◆ Task details ◆
Below is a set of records; restate each one word for word.

◆ Supplied data ◆
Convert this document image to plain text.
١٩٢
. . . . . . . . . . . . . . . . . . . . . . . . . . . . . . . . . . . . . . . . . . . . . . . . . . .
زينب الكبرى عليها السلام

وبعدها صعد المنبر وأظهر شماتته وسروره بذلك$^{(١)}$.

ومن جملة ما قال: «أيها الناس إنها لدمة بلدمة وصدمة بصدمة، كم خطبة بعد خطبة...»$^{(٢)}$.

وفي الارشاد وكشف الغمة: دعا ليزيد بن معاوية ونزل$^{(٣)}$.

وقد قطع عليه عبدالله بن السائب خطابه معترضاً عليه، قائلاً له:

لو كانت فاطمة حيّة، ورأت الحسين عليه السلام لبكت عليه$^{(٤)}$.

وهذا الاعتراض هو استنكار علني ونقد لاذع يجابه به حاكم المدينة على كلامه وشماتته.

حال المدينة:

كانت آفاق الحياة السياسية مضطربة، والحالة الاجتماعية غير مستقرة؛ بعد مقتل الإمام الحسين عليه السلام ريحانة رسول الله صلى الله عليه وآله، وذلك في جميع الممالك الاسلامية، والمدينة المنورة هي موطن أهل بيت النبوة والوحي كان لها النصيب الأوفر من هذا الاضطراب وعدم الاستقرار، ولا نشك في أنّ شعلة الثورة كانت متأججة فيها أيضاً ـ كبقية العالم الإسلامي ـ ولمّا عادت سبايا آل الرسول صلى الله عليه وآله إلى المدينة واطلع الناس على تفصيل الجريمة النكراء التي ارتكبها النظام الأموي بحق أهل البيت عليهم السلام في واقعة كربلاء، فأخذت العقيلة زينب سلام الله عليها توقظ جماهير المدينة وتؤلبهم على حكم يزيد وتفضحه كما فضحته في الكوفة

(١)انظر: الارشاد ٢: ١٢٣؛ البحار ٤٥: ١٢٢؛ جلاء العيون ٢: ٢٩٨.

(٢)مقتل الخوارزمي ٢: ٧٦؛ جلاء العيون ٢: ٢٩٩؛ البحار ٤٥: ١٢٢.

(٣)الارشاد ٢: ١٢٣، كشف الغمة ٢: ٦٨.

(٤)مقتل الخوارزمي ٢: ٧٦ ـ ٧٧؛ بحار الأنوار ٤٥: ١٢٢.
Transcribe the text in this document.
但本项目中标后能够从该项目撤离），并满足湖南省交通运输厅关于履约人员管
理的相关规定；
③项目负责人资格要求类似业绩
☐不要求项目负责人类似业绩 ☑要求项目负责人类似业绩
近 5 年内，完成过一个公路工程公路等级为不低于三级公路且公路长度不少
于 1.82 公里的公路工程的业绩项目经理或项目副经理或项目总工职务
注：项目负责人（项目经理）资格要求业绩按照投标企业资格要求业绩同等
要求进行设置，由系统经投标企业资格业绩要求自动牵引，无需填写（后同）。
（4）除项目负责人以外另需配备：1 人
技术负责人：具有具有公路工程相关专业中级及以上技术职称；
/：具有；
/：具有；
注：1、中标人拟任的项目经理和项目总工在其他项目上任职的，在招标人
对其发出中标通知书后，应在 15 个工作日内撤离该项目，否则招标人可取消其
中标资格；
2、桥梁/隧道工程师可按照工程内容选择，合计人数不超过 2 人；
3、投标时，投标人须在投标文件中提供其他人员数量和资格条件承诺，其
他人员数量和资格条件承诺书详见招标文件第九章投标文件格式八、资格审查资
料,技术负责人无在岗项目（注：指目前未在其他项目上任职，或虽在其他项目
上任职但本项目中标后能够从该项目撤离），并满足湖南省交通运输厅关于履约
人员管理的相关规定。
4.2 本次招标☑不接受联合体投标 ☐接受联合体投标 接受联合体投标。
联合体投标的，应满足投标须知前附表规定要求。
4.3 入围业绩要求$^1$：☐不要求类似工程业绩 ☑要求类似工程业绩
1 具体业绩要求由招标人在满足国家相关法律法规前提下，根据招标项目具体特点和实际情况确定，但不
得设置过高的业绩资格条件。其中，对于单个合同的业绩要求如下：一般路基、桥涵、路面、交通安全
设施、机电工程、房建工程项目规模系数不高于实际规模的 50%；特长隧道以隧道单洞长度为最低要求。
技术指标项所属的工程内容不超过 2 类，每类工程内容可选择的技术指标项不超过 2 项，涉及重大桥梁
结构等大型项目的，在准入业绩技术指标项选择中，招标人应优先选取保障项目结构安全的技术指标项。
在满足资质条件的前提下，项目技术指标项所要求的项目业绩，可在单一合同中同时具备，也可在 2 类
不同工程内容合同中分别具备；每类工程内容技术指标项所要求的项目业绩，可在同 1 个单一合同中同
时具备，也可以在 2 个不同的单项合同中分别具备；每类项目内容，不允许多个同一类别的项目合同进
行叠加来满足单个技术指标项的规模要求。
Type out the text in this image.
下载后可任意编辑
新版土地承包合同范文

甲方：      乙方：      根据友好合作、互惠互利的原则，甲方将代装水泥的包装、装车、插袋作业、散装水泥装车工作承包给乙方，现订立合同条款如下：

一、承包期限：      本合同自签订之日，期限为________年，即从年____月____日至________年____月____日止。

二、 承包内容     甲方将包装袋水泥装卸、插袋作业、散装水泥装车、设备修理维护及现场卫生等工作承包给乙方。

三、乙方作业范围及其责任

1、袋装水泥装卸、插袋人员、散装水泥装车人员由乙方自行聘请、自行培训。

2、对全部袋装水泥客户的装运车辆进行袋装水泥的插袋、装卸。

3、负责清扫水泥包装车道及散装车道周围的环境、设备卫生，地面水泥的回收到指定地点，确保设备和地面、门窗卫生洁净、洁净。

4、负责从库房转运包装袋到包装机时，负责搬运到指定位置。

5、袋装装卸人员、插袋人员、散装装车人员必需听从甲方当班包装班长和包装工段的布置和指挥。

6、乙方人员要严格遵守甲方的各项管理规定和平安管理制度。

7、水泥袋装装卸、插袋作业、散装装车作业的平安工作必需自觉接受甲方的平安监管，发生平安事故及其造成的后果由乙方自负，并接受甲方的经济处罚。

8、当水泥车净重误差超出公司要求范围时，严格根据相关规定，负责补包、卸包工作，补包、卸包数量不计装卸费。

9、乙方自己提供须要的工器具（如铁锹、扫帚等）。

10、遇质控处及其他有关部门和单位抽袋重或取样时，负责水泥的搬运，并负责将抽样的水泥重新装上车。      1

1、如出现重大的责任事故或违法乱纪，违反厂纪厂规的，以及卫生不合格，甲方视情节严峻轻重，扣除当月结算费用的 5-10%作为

◆ Task output ◆
Convert this document image to plain text.
١٩٢
. . . . . . . . . . . . . . . . . . . . . . . . . . . . . . . . . . . . . . . . . . . . . . . . . . .
زينب الكبرى عليها السلام

وبعدها صعد المنبر وأظهر شماتته وسروره بذلك$^{(١)}$.

ومن جملة ما قال: «أيها الناس إنها لدمة بلدمة وصدمة بصدمة، كم خطبة بعد خطبة...»$^{(٢)}$.

وفي الارشاد وكشف الغمة: دعا ليزيد بن معاوية ونزل$^{(٣)}$.

وقد قطع عليه عبدالله بن السائب خطابه معترضاً عليه، قائلاً له:

لو كانت فاطمة حيّة، ورأت الحسين عليه السلام لبكت عليه$^{(٤)}$.

وهذا الاعتراض هو استنكار علني ونقد لاذع يجابه به حاكم المدينة على كلامه وشماتته.

حال المدينة:

كانت آفاق الحياة السياسية مضطربة، والحالة الاجتماعية غير مستقرة؛ بعد مقتل الإمام الحسين عليه السلام ريحانة رسول الله صلى الله عليه وآله، وذلك في جميع الممالك الاسلامية، والمدينة المنورة هي موطن أهل بيت النبوة والوحي كان لها النصيب الأوفر من هذا الاضطراب وعدم الاستقرار، ولا نشك في أنّ شعلة الثورة كانت متأججة فيها أيضاً ـ كبقية العالم الإسلامي ـ ولمّا عادت سبايا آل الرسول صلى الله عليه وآله إلى المدينة واطلع الناس على تفصيل الجريمة النكراء التي ارتكبها النظام الأموي بحق أهل البيت عليهم السلام في واقعة كربلاء، فأخذت العقيلة زينب سلام الله عليها توقظ جماهير المدينة وتؤلبهم على حكم يزيد وتفضحه كما فضحته في الكوفة

(١)انظر: الارشاد ٢: ١٢٣؛ البحار ٤٥: ١٢٢؛ جلاء العيون ٢: ٢٩٨.

(٢)مقتل الخوارزمي ٢: ٧٦؛ جلاء العيون ٢: ٢٩٩؛ البحار ٤٥: ١٢٢.

(٣)الارشاد ٢: ١٢٣، كشف الغمة ٢: ٦٨.

(٤)مقتل الخوارزمي ٢: ٧٦ ـ ٧٧؛ بحار الأنوار ٤٥: ١٢٢.
Transcribe the text in this document.
但本项目中标后能够从该项目撤离），并满足湖南省交通运输厅关于履约人员管
理的相关规定；
③项目负责人资格要求类似业绩
☐不要求项目负责人类似业绩 ☑要求项目负责人类似业绩
近 5 年内，完成过一个公路工程公路等级为不低于三级公路且公路长度不少
于 1.82 公里的公路工程的业绩项目经理或项目副经理或项目总工职务
注：项目负责人（项目经理）资格要求业绩按照投标企业资格要求业绩同等
要求进行设置，由系统经投标企业资格业绩要求自动牵引，无需填写（后同）。
（4）除项目负责人以外另需配备：1 人
技术负责人：具有具有公路工程相关专业中级及以上技术职称；
/：具有；
/：具有；
注：1、中标人拟任的项目经理和项目总工在其他项目上任职的，在招标人
对其发出中标通知书后，应在 15 个工作日内撤离该项目，否则招标人可取消其
中标资格；
2、桥梁/隧道工程师可按照工程内容选择，合计人数不超过 2 人；
3、投标时，投标人须在投标文件中提供其他人员数量和资格条件承诺，其
他人员数量和资格条件承诺书详见招标文件第九章投标文件格式八、资格审查资
料,技术负责人无在岗项目（注：指目前未在其他项目上任职，或虽在其他项目
上任职但本项目中标后能够从该项目撤离），并满足湖南省交通运输厅关于履约
人员管理的相关规定。
4.2 本次招标☑不接受联合体投标 ☐接受联合体投标 接受联合体投标。
联合体投标的，应满足投标须知前附表规定要求。
4.3 入围业绩要求$^1$：☐不要求类似工程业绩 ☑要求类似工程业绩
1 具体业绩要求由招标人在满足国家相关法律法规前提下，根据招标项目具体特点和实际情况确定，但不
得设置过高的业绩资格条件。其中，对于单个合同的业绩要求如下：一般路基、桥涵、路面、交通安全
设施、机电工程、房建工程项目规模系数不高于实际规模的 50%；特长隧道以隧道单洞长度为最低要求。
技术指标项所属的工程内容不超过 2 类，每类工程内容可选择的技术指标项不超过 2 项，涉及重大桥梁
结构等大型项目的，在准入业绩技术指标项选择中，招标人应优先选取保障项目结构安全的技术指标项。
在满足资质条件的前提下，项目技术指标项所要求的项目业绩，可在单一合同中同时具备，也可在 2 类
不同工程内容合同中分别具备；每类工程内容技术指标项所要求的项目业绩，可在同 1 个单一合同中同
时具备，也可以在 2 个不同的单项合同中分别具备；每类项目内容，不允许多个同一类别的项目合同进
行叠加来满足单个技术指标项的规模要求。
Type out the text in this image.
下载后可任意编辑
新版土地承包合同范文

甲方：      乙方：      根据友好合作、互惠互利的原则，甲方将代装水泥的包装、装车、插袋作业、散装水泥装车工作承包给乙方，现订立合同条款如下：

一、承包期限：      本合同自签订之日，期限为________年，即从年____月____日至________年____月____日止。

二、 承包内容     甲方将包装袋水泥装卸、插袋作业、散装水泥装车、设备修理维护及现场卫生等工作承包给乙方。

三、乙方作业范围及其责任

1、袋装水泥装卸、插袋人员、散装水泥装车人员由乙方自行聘请、自行培训。

2、对全部袋装水泥客户的装运车辆进行袋装水泥的插袋、装卸。

3、负责清扫水泥包装车道及散装车道周围的环境、设备卫生，地面水泥的回收到指定地点，确保设备和地面、门窗卫生洁净、洁净。

4、负责从库房转运包装袋到包装机时，负责搬运到指定位置。

5、袋装装卸人员、插袋人员、散装装车人员必需听从甲方当班包装班长和包装工段的布置和指挥。

6、乙方人员要严格遵守甲方的各项管理规定和平安管理制度。

7、水泥袋装装卸、插袋作业、散装装车作业的平安工作必需自觉接受甲方的平安监管，发生平安事故及其造成的后果由乙方自负，并接受甲方的经济处罚。

8、当水泥车净重误差超出公司要求范围时，严格根据相关规定，负责补包、卸包工作，补包、卸包数量不计装卸费。

9、乙方自己提供须要的工器具（如铁锹、扫帚等）。

10、遇质控处及其他有关部门和单位抽袋重或取样时，负责水泥的搬运，并负责将抽样的水泥重新装上车。      1

1、如出现重大的责任事故或违法乱纪，违反厂纪厂规的，以及卫生不合格，甲方视情节严峻轻重，扣除当月结算费用的 5-10%作为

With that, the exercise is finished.